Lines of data
-- start --

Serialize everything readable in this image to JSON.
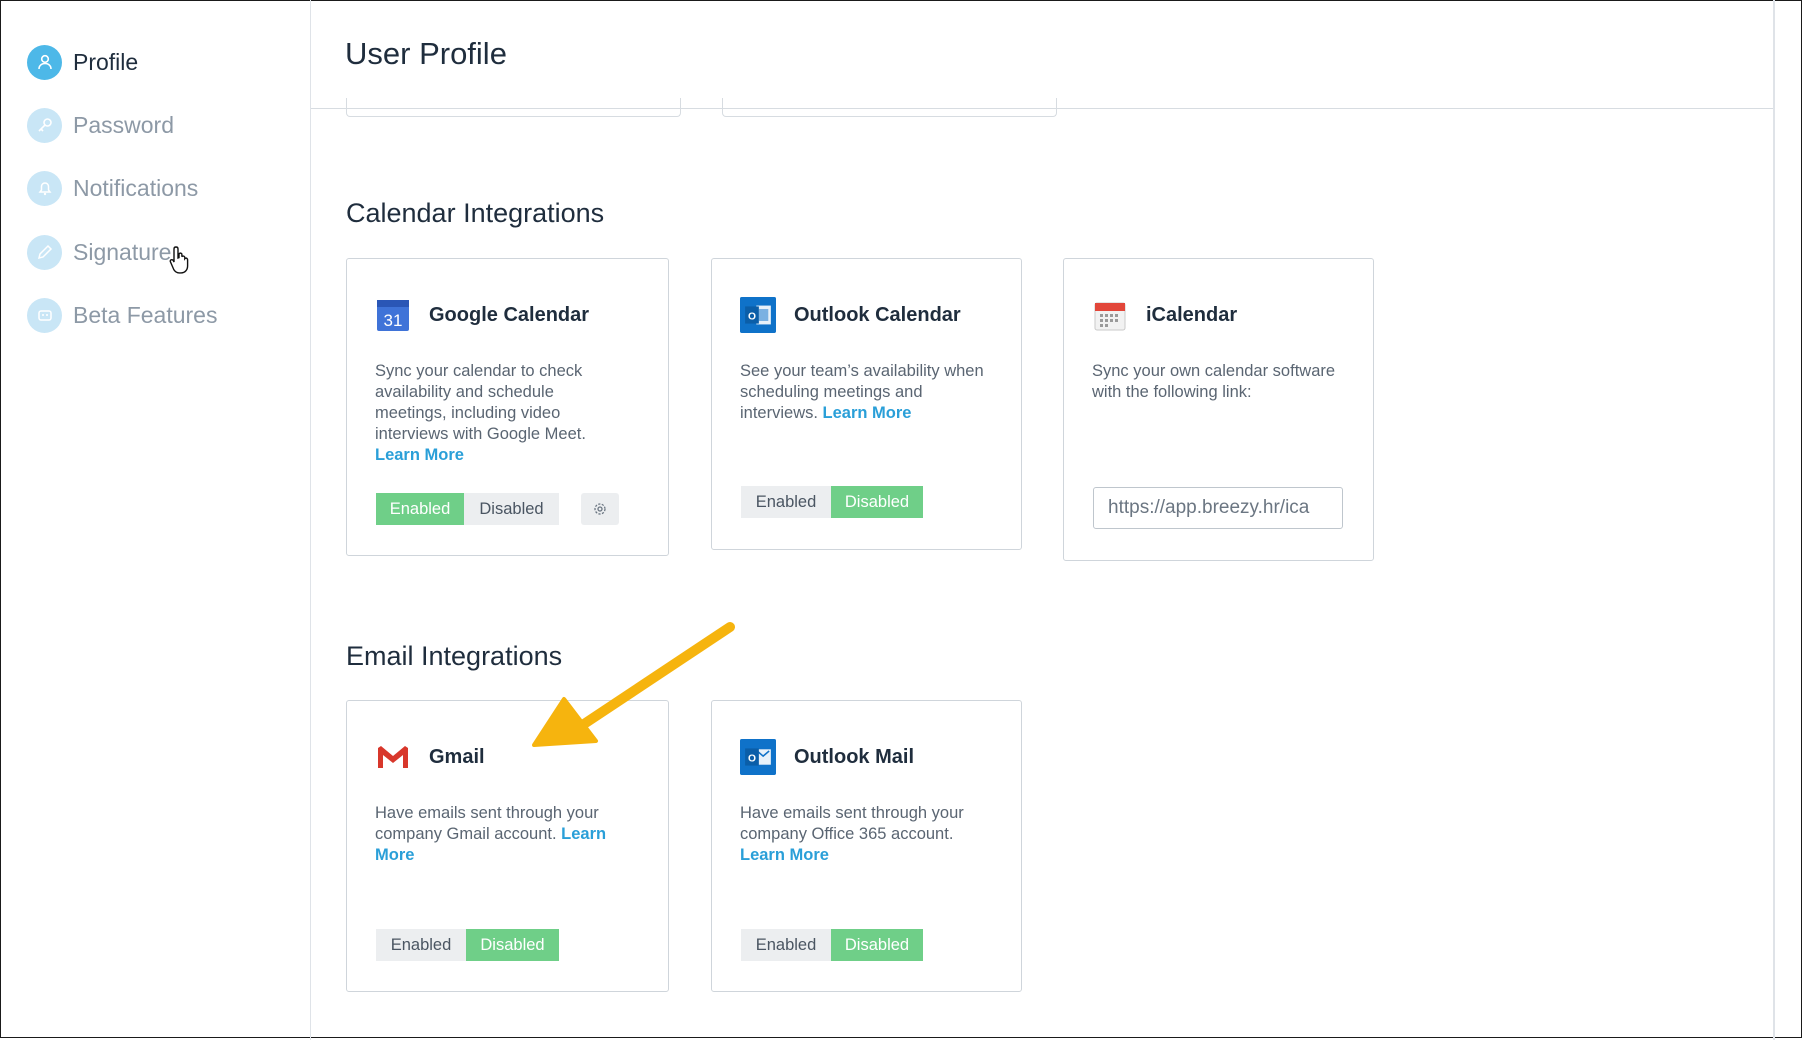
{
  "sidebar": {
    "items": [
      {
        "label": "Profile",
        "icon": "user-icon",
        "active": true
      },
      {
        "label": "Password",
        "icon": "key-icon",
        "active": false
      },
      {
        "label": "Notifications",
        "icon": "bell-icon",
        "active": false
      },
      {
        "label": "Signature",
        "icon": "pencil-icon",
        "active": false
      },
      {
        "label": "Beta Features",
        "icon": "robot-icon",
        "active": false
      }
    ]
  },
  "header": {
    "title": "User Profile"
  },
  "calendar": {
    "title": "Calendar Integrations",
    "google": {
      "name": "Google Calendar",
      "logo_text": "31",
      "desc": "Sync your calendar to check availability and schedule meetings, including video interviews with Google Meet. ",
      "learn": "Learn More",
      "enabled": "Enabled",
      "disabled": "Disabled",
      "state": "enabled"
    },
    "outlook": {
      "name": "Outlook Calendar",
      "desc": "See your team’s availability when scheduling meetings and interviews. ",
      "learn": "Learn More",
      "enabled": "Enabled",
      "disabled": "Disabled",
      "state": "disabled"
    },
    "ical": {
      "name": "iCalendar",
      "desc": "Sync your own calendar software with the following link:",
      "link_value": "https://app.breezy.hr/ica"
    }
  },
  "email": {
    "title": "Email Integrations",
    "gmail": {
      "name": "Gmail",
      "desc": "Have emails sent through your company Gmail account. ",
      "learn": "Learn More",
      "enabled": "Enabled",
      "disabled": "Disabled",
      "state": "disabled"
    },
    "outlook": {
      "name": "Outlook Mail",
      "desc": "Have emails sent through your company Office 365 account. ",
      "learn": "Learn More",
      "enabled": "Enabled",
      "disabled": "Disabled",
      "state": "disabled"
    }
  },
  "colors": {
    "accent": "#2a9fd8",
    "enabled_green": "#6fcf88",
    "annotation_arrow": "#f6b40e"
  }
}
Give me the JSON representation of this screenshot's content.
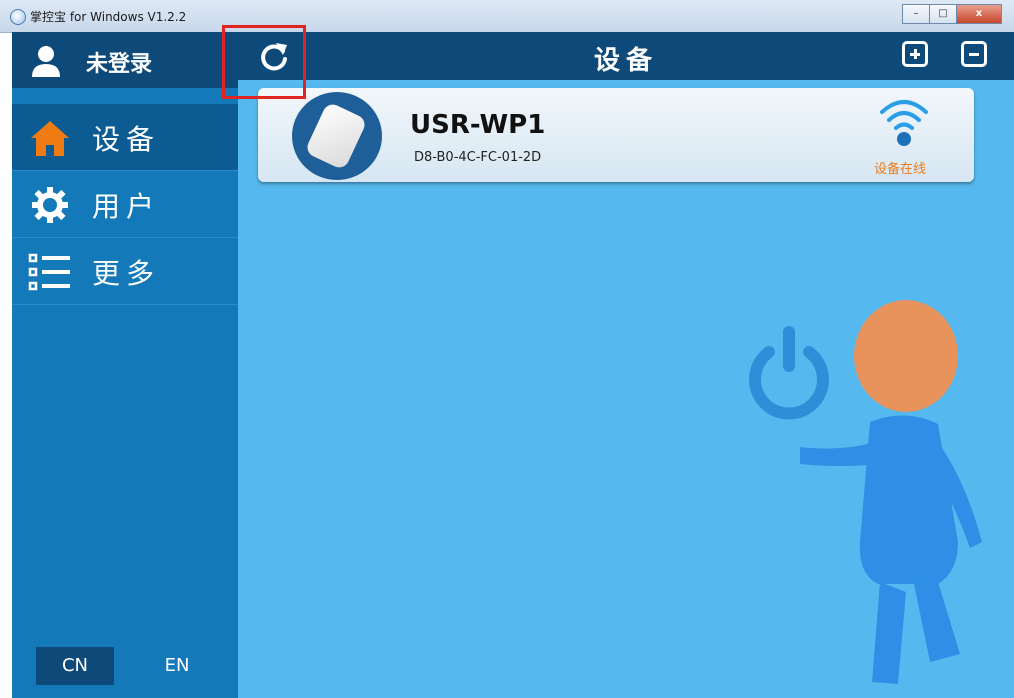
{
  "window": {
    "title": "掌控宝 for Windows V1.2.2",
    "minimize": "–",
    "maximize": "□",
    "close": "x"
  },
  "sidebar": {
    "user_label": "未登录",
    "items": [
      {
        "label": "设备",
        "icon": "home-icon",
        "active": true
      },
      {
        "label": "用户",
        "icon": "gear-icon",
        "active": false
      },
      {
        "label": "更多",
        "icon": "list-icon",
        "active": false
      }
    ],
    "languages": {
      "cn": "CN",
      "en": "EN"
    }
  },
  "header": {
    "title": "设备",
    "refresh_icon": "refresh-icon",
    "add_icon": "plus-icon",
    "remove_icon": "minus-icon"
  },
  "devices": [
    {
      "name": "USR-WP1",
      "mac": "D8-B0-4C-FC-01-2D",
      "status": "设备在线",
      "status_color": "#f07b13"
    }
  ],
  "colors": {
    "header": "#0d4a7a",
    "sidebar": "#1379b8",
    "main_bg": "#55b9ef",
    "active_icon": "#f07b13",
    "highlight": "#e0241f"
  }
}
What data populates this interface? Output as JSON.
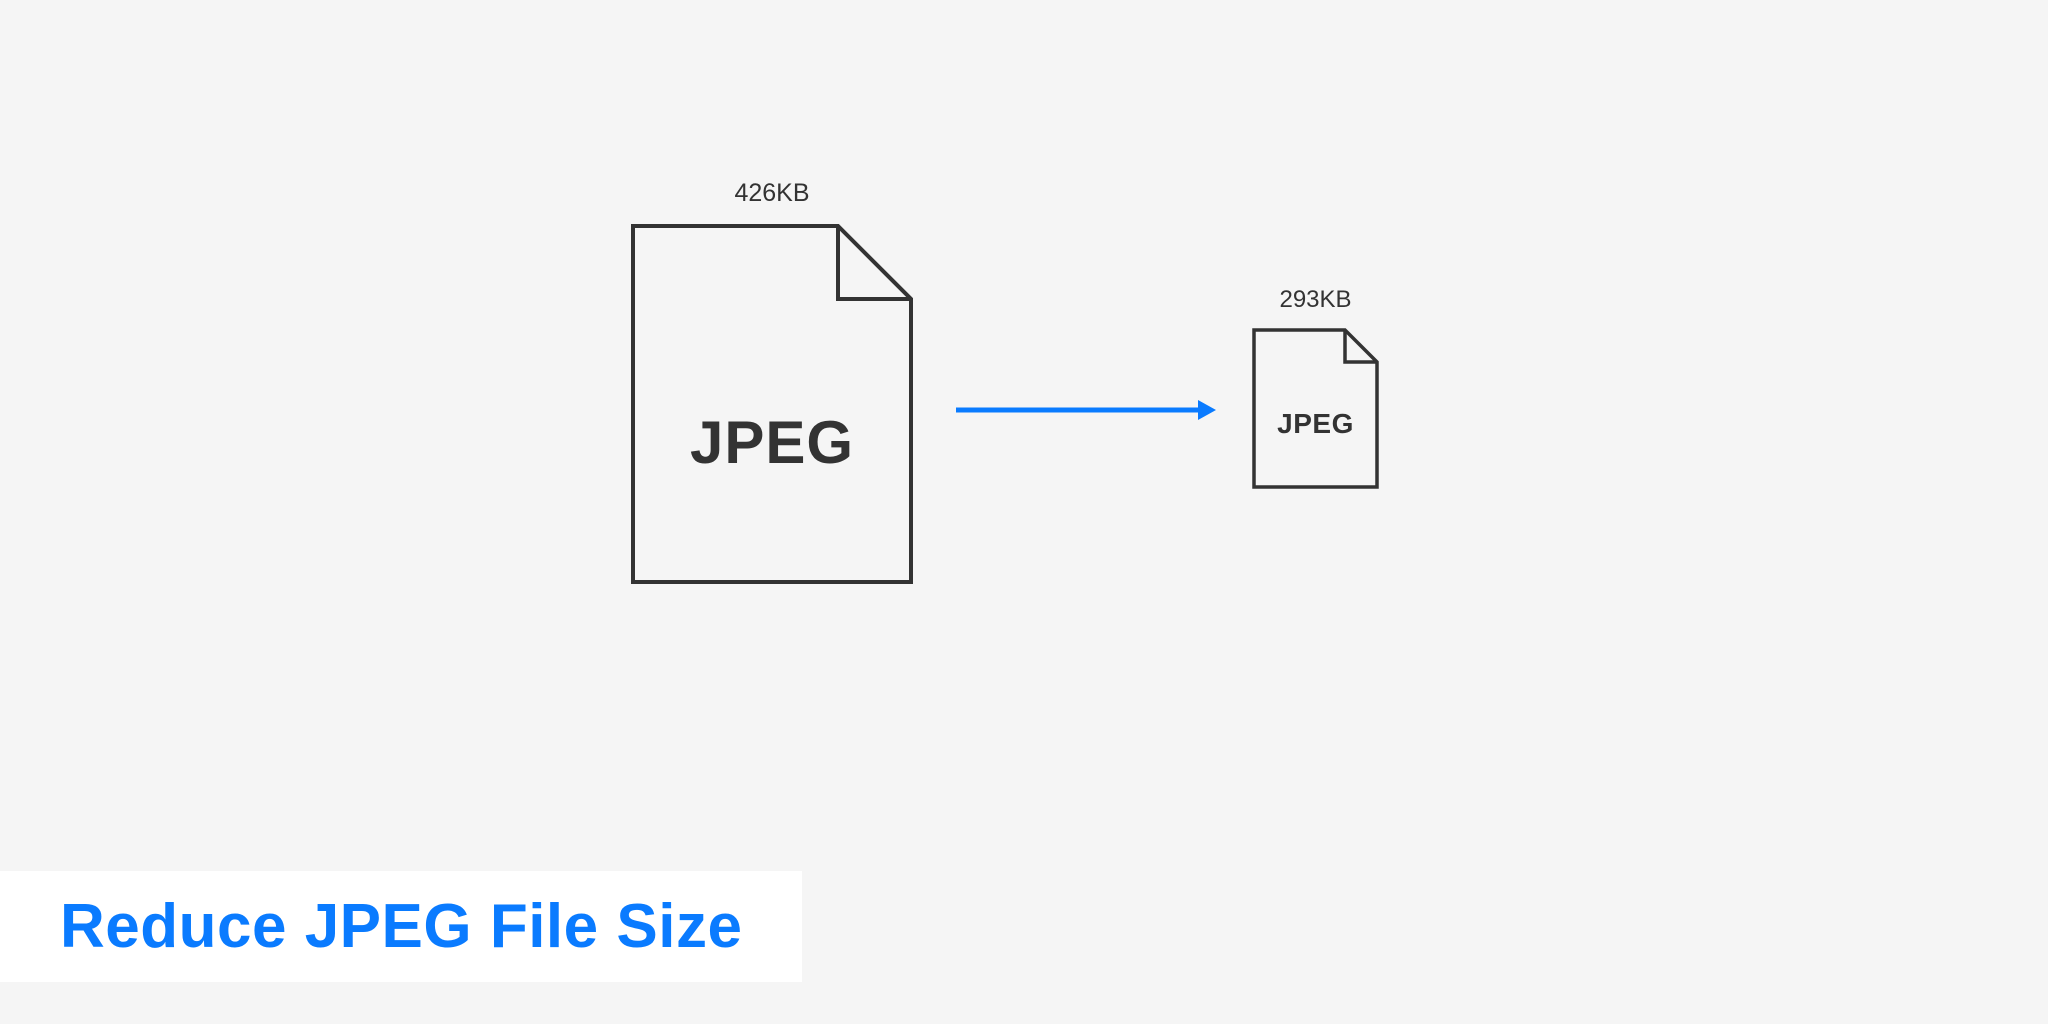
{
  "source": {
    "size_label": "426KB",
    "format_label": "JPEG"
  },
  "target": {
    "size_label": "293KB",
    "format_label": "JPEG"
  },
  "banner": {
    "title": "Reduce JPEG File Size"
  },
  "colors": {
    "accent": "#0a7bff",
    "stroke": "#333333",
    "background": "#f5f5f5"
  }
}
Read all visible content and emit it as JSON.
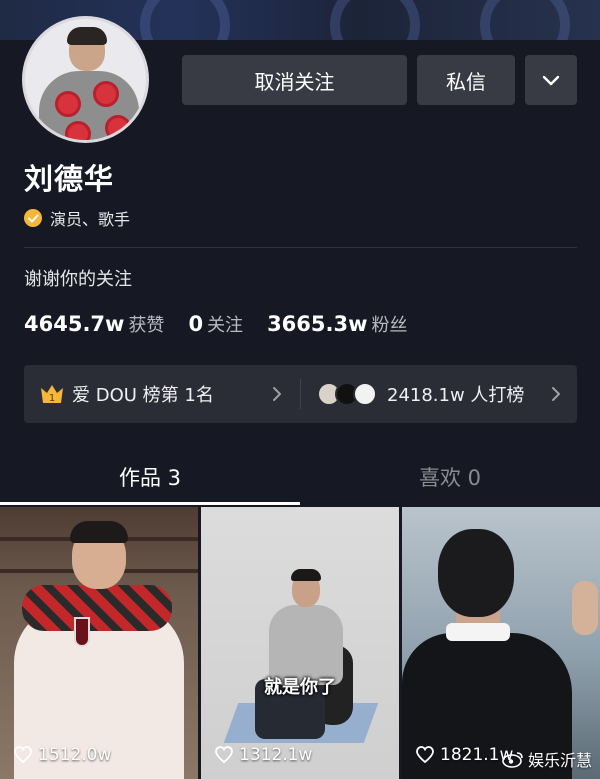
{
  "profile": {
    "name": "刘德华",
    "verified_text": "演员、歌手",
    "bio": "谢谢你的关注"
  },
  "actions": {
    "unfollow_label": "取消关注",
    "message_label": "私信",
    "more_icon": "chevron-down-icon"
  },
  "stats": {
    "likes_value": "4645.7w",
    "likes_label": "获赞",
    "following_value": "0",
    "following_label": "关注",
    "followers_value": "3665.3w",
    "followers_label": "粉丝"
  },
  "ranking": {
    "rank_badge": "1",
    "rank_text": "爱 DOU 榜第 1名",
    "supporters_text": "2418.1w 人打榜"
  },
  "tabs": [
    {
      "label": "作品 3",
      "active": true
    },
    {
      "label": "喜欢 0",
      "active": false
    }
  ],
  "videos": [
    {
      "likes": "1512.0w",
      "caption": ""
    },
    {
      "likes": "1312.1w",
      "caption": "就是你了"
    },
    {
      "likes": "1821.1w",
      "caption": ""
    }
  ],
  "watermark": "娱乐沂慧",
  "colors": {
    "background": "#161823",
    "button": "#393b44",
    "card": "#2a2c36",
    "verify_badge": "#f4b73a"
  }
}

-- end --

■ **OBJECTIVE**: From the data, list each line in which the string "JSON" appears.

■ **WORKED ANSWER**:
Serialize everything readable in this image to JSON.
Give me the JSON representation of this screenshot's content.
What data populates this interface? Output as JSON.
Read all visible content and emit it as JSON.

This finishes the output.